* MATERIAL SUPPLIED:

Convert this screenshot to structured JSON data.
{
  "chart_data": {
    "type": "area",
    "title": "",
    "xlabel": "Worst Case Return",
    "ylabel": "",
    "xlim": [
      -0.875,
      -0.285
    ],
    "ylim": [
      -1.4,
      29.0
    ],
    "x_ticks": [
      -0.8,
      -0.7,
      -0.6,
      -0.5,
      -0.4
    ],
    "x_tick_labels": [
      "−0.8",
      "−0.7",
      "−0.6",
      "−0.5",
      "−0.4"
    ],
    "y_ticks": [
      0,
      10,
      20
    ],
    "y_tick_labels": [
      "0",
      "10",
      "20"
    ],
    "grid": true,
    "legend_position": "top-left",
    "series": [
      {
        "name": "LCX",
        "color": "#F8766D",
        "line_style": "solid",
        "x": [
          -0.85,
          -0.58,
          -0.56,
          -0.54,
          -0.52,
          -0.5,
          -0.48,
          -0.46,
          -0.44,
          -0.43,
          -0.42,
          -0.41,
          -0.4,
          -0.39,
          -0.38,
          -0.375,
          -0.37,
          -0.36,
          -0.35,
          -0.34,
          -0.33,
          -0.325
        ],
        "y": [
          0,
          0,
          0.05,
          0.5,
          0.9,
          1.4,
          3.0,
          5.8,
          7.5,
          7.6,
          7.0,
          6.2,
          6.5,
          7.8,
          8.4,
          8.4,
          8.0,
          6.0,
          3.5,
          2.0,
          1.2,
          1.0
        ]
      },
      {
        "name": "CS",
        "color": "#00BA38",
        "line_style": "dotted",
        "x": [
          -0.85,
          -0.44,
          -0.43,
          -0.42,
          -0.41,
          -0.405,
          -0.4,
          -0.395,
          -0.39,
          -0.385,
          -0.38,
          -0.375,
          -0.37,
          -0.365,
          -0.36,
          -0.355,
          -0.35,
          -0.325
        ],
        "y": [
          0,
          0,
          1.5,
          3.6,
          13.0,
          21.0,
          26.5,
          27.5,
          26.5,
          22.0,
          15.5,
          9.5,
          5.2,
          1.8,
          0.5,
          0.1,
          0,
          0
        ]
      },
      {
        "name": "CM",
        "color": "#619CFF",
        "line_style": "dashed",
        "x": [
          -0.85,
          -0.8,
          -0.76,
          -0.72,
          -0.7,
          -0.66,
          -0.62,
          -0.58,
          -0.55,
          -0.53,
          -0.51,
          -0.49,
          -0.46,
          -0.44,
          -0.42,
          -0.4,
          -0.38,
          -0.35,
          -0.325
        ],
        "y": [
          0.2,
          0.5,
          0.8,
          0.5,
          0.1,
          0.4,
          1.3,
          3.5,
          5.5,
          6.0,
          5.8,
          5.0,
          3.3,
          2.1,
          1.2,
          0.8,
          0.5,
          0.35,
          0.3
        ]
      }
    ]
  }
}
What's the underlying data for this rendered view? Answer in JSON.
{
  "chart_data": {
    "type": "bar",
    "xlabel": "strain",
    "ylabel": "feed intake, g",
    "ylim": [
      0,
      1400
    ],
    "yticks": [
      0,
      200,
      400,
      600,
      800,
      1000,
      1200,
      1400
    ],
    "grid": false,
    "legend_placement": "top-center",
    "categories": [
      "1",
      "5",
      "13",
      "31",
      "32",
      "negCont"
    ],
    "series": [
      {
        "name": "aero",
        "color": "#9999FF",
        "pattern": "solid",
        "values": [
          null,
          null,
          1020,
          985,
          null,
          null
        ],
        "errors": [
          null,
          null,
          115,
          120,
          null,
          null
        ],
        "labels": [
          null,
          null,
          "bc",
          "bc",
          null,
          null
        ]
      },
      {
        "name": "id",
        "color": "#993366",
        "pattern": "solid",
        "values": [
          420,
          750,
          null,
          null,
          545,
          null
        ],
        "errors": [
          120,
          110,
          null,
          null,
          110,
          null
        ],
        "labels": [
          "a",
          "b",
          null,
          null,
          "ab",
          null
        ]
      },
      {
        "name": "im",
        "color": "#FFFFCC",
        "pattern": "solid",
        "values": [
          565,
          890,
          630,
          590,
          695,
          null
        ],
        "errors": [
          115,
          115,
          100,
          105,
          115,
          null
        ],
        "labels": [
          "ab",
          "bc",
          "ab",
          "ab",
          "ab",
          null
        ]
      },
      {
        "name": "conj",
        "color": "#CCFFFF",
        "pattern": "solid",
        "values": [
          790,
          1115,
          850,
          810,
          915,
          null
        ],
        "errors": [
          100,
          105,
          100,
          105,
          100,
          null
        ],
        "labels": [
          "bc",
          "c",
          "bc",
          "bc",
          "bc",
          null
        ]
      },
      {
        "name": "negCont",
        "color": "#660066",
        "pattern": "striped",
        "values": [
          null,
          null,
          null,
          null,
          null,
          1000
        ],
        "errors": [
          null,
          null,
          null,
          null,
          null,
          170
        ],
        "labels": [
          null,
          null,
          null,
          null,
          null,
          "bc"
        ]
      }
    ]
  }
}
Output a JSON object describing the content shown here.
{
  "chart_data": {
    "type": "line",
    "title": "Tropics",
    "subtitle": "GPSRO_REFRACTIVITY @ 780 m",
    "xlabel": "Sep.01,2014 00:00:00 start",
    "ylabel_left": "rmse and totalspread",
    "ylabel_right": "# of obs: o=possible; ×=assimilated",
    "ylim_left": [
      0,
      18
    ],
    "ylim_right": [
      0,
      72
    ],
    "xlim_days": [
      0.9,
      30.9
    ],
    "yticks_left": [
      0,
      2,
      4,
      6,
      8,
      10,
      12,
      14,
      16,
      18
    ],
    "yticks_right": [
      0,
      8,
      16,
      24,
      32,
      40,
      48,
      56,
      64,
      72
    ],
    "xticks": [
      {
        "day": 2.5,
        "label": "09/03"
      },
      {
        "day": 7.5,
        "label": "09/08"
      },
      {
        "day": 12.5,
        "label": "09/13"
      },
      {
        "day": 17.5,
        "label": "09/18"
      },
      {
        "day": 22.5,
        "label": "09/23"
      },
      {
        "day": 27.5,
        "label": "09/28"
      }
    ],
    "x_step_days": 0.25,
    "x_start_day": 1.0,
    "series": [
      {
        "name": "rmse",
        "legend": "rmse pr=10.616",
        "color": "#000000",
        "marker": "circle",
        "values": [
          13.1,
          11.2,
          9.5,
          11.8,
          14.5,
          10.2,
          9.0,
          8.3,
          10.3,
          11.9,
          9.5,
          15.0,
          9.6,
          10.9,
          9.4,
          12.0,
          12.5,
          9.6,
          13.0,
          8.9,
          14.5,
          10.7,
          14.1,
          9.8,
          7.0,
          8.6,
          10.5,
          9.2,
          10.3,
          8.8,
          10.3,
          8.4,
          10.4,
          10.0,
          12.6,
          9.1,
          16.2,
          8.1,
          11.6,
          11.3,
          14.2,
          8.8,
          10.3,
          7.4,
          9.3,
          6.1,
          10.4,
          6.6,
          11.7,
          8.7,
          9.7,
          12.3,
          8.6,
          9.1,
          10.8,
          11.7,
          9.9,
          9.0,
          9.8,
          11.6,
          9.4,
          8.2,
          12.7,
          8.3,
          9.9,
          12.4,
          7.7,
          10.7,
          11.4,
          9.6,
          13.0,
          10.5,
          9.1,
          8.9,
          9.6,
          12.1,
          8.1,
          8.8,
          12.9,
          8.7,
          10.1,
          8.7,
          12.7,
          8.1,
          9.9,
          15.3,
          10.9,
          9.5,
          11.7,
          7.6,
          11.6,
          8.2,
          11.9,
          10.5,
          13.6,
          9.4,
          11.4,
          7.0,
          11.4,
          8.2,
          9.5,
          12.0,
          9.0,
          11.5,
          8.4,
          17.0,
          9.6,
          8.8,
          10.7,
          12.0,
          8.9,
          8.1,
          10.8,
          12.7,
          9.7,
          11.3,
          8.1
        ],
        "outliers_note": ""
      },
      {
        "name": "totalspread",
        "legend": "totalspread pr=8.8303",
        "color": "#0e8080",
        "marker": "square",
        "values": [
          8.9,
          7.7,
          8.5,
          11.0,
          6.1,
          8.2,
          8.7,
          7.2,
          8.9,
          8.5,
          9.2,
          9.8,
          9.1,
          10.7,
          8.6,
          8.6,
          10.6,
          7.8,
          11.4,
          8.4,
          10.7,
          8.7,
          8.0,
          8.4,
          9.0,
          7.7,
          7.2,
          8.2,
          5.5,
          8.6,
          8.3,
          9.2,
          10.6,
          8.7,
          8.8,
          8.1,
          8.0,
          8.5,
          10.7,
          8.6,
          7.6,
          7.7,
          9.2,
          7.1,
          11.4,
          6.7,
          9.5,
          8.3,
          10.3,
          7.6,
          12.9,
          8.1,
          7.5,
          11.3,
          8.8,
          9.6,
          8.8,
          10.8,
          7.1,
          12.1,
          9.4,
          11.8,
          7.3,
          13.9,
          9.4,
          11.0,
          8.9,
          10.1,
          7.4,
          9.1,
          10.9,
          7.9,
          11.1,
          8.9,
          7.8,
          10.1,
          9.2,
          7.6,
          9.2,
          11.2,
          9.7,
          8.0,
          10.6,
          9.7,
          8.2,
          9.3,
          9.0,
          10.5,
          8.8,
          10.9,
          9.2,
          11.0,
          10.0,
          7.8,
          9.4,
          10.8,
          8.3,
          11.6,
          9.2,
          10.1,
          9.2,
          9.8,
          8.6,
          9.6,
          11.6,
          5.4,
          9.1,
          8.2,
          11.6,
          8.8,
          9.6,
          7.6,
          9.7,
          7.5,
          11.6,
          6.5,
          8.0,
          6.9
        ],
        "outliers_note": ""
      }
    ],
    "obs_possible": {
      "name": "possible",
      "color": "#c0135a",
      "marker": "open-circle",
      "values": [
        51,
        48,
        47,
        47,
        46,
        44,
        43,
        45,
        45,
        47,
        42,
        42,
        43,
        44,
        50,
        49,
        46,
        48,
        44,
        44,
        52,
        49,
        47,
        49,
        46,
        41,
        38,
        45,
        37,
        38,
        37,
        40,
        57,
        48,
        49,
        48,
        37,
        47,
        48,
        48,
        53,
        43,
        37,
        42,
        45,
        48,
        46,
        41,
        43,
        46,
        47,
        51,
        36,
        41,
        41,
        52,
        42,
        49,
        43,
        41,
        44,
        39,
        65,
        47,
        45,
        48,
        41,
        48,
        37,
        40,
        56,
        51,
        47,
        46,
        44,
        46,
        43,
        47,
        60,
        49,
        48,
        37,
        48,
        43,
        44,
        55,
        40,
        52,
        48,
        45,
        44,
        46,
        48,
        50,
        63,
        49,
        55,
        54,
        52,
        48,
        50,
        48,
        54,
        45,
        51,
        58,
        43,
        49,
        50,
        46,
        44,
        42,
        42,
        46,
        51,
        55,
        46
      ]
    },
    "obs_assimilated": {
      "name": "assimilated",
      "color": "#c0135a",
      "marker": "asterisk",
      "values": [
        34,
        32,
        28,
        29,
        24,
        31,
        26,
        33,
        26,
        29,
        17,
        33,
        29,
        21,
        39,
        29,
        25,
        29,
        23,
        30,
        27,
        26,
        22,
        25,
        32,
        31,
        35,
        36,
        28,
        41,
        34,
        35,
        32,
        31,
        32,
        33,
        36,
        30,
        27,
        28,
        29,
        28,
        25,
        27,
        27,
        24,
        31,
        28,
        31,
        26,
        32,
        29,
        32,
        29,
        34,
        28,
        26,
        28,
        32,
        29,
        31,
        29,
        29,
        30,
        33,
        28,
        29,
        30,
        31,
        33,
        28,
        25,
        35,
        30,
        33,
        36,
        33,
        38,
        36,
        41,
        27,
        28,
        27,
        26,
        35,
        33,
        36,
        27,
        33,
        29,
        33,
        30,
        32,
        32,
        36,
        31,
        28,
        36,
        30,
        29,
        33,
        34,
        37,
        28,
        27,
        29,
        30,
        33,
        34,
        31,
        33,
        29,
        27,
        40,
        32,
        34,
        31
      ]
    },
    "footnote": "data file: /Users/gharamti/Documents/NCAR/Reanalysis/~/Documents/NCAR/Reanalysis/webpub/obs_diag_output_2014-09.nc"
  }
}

* PROBLEM TO WORK ON: Return each line of the listing that holds the string "JSON".

* TASK RESPONSE:
Convert this screenshot to structured JSON data.
What's the underlying data for this rendered view? Answer in JSON.
Output a JSON object describing the content shown here.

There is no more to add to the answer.